--- Items ---
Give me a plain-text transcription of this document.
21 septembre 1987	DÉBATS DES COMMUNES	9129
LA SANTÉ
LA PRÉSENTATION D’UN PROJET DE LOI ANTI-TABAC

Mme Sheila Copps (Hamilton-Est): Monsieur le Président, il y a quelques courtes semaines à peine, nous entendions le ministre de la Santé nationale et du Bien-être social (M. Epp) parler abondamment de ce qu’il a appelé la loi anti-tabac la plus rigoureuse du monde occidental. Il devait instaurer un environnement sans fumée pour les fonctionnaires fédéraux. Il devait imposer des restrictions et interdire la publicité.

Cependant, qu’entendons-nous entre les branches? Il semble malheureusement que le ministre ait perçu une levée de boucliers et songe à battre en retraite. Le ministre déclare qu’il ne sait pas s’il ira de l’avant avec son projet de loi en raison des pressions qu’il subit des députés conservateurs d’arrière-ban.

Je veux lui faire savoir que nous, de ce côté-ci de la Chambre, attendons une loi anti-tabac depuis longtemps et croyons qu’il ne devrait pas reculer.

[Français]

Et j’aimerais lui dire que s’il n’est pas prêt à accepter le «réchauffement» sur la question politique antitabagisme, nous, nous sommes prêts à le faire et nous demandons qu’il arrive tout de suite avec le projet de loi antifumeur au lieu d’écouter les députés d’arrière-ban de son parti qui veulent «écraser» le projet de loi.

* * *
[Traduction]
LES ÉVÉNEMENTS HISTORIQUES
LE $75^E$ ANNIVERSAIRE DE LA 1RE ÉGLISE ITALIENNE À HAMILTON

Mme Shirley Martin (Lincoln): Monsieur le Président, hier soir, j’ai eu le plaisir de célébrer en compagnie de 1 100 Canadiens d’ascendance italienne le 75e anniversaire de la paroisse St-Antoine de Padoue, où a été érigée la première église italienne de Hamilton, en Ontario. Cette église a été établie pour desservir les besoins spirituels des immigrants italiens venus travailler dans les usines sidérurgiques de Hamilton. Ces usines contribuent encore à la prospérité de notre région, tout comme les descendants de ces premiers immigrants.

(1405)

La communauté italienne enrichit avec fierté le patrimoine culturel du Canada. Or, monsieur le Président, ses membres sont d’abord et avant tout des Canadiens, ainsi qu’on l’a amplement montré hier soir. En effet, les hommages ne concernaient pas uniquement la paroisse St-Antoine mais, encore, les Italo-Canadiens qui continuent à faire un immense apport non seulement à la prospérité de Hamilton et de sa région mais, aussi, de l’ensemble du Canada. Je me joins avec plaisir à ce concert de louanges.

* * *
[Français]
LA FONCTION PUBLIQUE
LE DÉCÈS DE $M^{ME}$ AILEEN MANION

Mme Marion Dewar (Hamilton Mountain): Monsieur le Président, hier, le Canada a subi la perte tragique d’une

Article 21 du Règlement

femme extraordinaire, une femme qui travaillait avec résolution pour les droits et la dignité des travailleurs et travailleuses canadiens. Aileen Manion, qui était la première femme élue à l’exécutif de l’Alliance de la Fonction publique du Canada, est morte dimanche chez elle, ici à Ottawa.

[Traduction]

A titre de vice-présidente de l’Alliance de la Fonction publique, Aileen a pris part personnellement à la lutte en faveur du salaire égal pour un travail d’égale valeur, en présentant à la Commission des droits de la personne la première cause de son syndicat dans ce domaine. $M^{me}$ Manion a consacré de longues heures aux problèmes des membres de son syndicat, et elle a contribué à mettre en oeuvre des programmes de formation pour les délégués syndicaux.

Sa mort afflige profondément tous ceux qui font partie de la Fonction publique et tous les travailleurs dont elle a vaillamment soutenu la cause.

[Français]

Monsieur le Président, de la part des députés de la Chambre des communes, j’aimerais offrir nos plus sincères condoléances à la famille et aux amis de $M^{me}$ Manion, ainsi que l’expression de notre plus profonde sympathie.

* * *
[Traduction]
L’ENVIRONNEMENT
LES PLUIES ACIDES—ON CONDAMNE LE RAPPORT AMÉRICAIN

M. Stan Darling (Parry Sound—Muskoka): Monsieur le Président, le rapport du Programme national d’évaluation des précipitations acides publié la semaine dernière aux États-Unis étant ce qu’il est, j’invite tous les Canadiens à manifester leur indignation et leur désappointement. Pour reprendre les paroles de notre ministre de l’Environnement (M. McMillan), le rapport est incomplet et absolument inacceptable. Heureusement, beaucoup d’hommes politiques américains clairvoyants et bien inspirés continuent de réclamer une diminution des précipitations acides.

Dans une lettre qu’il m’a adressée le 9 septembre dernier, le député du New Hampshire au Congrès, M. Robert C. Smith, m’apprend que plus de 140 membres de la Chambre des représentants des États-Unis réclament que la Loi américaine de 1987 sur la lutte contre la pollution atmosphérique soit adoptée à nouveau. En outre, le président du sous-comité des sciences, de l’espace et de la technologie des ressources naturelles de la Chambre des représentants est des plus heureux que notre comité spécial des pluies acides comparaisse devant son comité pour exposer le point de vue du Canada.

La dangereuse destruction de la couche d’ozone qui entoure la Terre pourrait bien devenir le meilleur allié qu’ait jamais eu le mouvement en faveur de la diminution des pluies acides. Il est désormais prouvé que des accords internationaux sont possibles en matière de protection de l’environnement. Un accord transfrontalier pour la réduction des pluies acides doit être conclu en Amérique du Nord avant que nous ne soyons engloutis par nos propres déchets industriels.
---
▶ [The request] Repeat all of the entries exactly.

▶ [Answer to the exercise]
Give me a plain-text transcription of this document.
21 septembre 1987	DÉBATS DES COMMUNES	9129
LA SANTÉ
LA PRÉSENTATION D’UN PROJET DE LOI ANTI-TABAC

Mme Sheila Copps (Hamilton-Est): Monsieur le Président, il y a quelques courtes semaines à peine, nous entendions le ministre de la Santé nationale et du Bien-être social (M. Epp) parler abondamment de ce qu’il a appelé la loi anti-tabac la plus rigoureuse du monde occidental. Il devait instaurer un environnement sans fumée pour les fonctionnaires fédéraux. Il devait imposer des restrictions et interdire la publicité.

Cependant, qu’entendons-nous entre les branches? Il semble malheureusement que le ministre ait perçu une levée de boucliers et songe à battre en retraite. Le ministre déclare qu’il ne sait pas s’il ira de l’avant avec son projet de loi en raison des pressions qu’il subit des députés conservateurs d’arrière-ban.

Je veux lui faire savoir que nous, de ce côté-ci de la Chambre, attendons une loi anti-tabac depuis longtemps et croyons qu’il ne devrait pas reculer.

[Français]

Et j’aimerais lui dire que s’il n’est pas prêt à accepter le «réchauffement» sur la question politique antitabagisme, nous, nous sommes prêts à le faire et nous demandons qu’il arrive tout de suite avec le projet de loi antifumeur au lieu d’écouter les députés d’arrière-ban de son parti qui veulent «écraser» le projet de loi.

* * *
[Traduction]
LES ÉVÉNEMENTS HISTORIQUES
LE $75^E$ ANNIVERSAIRE DE LA 1RE ÉGLISE ITALIENNE À HAMILTON

Mme Shirley Martin (Lincoln): Monsieur le Président, hier soir, j’ai eu le plaisir de célébrer en compagnie de 1 100 Canadiens d’ascendance italienne le 75e anniversaire de la paroisse St-Antoine de Padoue, où a été érigée la première église italienne de Hamilton, en Ontario. Cette église a été établie pour desservir les besoins spirituels des immigrants italiens venus travailler dans les usines sidérurgiques de Hamilton. Ces usines contribuent encore à la prospérité de notre région, tout comme les descendants de ces premiers immigrants.

(1405)

La communauté italienne enrichit avec fierté le patrimoine culturel du Canada. Or, monsieur le Président, ses membres sont d’abord et avant tout des Canadiens, ainsi qu’on l’a amplement montré hier soir. En effet, les hommages ne concernaient pas uniquement la paroisse St-Antoine mais, encore, les Italo-Canadiens qui continuent à faire un immense apport non seulement à la prospérité de Hamilton et de sa région mais, aussi, de l’ensemble du Canada. Je me joins avec plaisir à ce concert de louanges.

* * *
[Français]
LA FONCTION PUBLIQUE
LE DÉCÈS DE $M^{ME}$ AILEEN MANION

Mme Marion Dewar (Hamilton Mountain): Monsieur le Président, hier, le Canada a subi la perte tragique d’une

Article 21 du Règlement

femme extraordinaire, une femme qui travaillait avec résolution pour les droits et la dignité des travailleurs et travailleuses canadiens. Aileen Manion, qui était la première femme élue à l’exécutif de l’Alliance de la Fonction publique du Canada, est morte dimanche chez elle, ici à Ottawa.

[Traduction]

A titre de vice-présidente de l’Alliance de la Fonction publique, Aileen a pris part personnellement à la lutte en faveur du salaire égal pour un travail d’égale valeur, en présentant à la Commission des droits de la personne la première cause de son syndicat dans ce domaine. $M^{me}$ Manion a consacré de longues heures aux problèmes des membres de son syndicat, et elle a contribué à mettre en oeuvre des programmes de formation pour les délégués syndicaux.

Sa mort afflige profondément tous ceux qui font partie de la Fonction publique et tous les travailleurs dont elle a vaillamment soutenu la cause.

[Français]

Monsieur le Président, de la part des députés de la Chambre des communes, j’aimerais offrir nos plus sincères condoléances à la famille et aux amis de $M^{me}$ Manion, ainsi que l’expression de notre plus profonde sympathie.

* * *
[Traduction]
L’ENVIRONNEMENT
LES PLUIES ACIDES—ON CONDAMNE LE RAPPORT AMÉRICAIN

M. Stan Darling (Parry Sound—Muskoka): Monsieur le Président, le rapport du Programme national d’évaluation des précipitations acides publié la semaine dernière aux États-Unis étant ce qu’il est, j’invite tous les Canadiens à manifester leur indignation et leur désappointement. Pour reprendre les paroles de notre ministre de l’Environnement (M. McMillan), le rapport est incomplet et absolument inacceptable. Heureusement, beaucoup d’hommes politiques américains clairvoyants et bien inspirés continuent de réclamer une diminution des précipitations acides.

Dans une lettre qu’il m’a adressée le 9 septembre dernier, le député du New Hampshire au Congrès, M. Robert C. Smith, m’apprend que plus de 140 membres de la Chambre des représentants des États-Unis réclament que la Loi américaine de 1987 sur la lutte contre la pollution atmosphérique soit adoptée à nouveau. En outre, le président du sous-comité des sciences, de l’espace et de la technologie des ressources naturelles de la Chambre des représentants est des plus heureux que notre comité spécial des pluies acides comparaisse devant son comité pour exposer le point de vue du Canada.

La dangereuse destruction de la couche d’ozone qui entoure la Terre pourrait bien devenir le meilleur allié qu’ait jamais eu le mouvement en faveur de la diminution des pluies acides. Il est désormais prouvé que des accords internationaux sont possibles en matière de protection de l’environnement. Un accord transfrontalier pour la réduction des pluies acides doit être conclu en Amérique du Nord avant que nous ne soyons engloutis par nos propres déchets industriels.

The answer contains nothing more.